(Short task) Wherever a line holds the string "JSON", copy that line.

'''

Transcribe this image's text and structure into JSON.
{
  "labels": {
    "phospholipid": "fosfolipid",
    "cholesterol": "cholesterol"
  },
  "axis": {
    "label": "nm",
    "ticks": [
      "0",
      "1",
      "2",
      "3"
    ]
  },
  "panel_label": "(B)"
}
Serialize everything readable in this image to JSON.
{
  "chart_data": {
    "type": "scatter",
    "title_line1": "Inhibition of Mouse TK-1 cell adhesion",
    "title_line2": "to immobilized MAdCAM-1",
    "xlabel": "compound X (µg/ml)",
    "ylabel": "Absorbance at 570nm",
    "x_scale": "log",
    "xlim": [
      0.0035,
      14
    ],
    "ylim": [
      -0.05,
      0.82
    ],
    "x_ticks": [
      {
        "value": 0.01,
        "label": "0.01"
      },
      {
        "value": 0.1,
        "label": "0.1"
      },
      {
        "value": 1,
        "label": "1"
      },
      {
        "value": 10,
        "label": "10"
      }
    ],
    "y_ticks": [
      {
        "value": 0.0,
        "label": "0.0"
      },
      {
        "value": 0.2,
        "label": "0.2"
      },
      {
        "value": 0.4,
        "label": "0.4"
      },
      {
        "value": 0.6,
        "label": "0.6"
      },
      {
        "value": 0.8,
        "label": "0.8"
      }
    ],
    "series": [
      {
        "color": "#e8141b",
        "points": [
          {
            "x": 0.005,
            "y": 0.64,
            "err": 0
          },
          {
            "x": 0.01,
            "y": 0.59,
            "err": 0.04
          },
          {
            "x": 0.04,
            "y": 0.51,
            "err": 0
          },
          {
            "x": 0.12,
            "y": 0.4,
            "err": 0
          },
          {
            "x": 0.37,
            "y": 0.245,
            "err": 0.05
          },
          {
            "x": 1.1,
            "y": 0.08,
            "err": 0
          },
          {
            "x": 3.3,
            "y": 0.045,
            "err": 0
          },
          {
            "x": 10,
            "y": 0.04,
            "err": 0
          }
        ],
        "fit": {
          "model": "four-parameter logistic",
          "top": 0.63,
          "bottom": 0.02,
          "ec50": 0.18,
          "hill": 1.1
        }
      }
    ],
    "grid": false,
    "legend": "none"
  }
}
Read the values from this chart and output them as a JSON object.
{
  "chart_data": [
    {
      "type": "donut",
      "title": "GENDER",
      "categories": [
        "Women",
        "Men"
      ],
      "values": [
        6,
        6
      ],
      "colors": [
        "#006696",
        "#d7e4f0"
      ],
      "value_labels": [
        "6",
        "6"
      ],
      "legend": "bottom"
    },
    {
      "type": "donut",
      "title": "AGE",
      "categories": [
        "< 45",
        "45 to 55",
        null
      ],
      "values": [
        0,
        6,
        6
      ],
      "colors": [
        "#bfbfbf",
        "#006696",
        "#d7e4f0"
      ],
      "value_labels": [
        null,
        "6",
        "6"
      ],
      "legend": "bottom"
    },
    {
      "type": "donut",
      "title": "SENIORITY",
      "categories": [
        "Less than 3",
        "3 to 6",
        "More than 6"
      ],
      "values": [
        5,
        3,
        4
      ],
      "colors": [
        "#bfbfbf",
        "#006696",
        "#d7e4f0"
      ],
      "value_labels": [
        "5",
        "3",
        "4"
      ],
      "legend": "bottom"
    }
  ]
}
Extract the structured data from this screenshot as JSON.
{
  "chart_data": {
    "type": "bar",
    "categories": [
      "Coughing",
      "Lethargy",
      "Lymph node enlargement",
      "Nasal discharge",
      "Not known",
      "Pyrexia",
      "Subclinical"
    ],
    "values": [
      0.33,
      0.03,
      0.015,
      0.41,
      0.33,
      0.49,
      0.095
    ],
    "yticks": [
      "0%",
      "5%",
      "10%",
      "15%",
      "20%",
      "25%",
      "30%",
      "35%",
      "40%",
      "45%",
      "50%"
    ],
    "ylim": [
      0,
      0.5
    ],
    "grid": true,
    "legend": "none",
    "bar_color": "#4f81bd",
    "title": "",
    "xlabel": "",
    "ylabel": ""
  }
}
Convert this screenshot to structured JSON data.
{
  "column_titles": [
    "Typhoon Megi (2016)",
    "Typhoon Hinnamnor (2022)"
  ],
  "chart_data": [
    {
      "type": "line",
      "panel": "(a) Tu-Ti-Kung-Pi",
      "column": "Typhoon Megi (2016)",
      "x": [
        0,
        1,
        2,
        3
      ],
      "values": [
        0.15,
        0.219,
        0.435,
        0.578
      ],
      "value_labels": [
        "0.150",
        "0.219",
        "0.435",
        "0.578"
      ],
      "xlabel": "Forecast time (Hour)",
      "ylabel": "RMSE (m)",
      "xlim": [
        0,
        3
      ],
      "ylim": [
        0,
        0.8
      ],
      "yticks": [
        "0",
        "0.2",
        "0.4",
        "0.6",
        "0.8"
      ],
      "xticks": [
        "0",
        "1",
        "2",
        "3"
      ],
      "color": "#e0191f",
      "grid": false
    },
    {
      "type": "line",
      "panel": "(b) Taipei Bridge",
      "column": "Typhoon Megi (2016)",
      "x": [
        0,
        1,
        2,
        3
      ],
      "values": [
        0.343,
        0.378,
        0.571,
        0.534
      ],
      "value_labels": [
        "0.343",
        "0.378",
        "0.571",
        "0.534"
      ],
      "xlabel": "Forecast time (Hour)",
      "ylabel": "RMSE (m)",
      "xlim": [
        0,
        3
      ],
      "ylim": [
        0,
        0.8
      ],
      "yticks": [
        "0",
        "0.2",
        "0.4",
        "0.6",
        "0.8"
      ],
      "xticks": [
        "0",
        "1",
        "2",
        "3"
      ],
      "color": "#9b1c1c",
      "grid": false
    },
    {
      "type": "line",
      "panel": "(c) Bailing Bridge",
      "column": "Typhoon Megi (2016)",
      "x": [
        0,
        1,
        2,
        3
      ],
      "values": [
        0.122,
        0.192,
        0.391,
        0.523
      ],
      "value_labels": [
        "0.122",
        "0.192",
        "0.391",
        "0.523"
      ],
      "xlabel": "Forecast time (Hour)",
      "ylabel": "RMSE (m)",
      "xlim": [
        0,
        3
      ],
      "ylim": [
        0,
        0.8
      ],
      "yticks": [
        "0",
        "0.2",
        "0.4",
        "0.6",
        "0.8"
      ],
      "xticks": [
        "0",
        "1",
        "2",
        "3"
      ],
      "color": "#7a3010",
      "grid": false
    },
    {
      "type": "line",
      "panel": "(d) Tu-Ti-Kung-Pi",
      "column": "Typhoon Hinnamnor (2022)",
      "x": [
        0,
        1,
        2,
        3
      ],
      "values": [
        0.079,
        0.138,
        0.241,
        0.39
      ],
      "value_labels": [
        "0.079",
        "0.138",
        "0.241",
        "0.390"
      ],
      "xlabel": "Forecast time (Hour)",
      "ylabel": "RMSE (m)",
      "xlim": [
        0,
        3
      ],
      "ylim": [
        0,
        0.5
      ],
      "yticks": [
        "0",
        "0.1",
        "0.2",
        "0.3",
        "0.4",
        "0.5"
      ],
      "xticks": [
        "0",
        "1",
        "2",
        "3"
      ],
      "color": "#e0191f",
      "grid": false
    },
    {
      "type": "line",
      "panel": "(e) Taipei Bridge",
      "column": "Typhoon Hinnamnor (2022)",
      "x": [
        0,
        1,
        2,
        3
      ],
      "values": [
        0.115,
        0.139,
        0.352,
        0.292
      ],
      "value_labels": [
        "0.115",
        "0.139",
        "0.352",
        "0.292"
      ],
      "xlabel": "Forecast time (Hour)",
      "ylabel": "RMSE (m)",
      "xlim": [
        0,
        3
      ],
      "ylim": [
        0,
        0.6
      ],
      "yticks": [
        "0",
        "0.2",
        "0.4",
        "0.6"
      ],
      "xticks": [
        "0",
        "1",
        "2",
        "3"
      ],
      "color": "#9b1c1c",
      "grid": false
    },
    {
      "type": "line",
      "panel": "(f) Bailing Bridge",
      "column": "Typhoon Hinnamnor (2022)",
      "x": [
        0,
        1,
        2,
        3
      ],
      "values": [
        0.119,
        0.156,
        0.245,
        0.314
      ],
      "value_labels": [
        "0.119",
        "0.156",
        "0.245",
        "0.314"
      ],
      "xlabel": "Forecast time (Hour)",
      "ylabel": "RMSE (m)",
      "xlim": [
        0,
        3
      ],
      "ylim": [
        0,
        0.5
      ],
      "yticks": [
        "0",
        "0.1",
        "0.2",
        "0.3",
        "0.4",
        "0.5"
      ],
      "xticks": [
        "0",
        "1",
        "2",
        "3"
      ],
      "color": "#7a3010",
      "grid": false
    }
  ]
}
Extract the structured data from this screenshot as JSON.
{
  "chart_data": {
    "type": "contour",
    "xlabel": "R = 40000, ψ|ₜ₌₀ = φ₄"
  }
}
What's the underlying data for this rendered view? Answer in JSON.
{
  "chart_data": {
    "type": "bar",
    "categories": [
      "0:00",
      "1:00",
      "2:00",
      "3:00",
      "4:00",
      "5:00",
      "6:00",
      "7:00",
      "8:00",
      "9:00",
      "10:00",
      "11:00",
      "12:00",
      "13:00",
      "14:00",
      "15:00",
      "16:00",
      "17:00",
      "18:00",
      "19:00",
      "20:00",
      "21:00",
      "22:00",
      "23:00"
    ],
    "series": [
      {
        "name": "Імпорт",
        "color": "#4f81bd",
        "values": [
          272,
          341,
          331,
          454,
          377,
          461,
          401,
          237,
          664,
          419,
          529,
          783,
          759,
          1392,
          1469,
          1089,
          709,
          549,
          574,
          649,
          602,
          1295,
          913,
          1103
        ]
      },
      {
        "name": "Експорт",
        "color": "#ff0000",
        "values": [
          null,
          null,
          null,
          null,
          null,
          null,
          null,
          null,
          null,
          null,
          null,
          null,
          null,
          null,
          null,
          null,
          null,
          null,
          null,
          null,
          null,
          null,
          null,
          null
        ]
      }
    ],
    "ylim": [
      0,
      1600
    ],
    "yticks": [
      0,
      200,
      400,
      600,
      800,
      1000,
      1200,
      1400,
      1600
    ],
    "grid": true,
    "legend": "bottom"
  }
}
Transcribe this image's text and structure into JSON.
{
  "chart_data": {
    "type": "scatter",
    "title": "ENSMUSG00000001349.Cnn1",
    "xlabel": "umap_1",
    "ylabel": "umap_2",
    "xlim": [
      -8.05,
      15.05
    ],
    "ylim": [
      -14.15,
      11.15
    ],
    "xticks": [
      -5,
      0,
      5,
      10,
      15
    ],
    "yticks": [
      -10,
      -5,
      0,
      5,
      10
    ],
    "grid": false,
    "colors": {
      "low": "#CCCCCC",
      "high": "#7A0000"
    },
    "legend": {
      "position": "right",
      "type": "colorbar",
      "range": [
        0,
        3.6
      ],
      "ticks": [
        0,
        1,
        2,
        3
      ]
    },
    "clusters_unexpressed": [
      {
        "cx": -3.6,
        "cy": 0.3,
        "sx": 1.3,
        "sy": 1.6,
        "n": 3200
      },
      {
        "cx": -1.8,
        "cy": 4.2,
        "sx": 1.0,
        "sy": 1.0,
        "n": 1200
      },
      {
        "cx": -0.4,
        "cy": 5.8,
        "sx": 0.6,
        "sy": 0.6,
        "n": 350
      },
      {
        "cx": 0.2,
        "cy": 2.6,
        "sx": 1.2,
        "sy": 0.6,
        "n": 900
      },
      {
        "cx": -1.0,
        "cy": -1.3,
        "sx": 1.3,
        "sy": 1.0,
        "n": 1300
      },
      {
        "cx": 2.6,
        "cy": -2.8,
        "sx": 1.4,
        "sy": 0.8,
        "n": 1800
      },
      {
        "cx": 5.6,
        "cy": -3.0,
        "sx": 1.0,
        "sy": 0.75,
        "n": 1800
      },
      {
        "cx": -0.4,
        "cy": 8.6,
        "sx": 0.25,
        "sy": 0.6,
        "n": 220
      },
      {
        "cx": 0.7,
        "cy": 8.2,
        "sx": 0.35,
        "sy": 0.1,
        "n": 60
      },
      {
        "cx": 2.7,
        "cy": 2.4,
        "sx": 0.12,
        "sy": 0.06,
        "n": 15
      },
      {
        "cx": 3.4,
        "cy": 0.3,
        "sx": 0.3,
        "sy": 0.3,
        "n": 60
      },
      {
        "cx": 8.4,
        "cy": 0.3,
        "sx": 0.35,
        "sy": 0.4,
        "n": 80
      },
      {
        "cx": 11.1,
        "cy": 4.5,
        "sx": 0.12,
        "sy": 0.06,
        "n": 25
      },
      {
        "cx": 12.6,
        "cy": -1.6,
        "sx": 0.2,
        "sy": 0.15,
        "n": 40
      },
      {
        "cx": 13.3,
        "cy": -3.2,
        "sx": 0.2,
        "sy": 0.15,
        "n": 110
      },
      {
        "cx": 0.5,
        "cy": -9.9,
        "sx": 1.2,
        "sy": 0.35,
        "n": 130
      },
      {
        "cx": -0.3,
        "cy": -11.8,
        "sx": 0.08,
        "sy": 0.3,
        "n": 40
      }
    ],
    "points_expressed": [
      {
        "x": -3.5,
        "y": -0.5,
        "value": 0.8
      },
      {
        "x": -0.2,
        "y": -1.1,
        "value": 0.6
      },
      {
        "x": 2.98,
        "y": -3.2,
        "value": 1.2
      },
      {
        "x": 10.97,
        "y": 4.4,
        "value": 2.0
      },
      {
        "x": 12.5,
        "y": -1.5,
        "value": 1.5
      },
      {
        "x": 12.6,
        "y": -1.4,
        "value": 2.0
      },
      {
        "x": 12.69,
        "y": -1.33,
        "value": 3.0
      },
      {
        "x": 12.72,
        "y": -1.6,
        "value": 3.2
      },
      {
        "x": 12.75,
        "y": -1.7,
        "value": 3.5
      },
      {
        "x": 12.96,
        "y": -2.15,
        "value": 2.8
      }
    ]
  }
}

'''

(Finished answer)
Transcribe this image's text and structure into JSON.
Serialize everything readable in this image to JSON.
Read the values from this chart and output them as a JSON object.
Extract the structured data from this screenshot as JSON.
Convert this screenshot to structured JSON data.
Extract the structured data from this screenshot as JSON.
What's the underlying data for this rendered view? Answer in JSON.
Transcribe this image's text and structure into JSON.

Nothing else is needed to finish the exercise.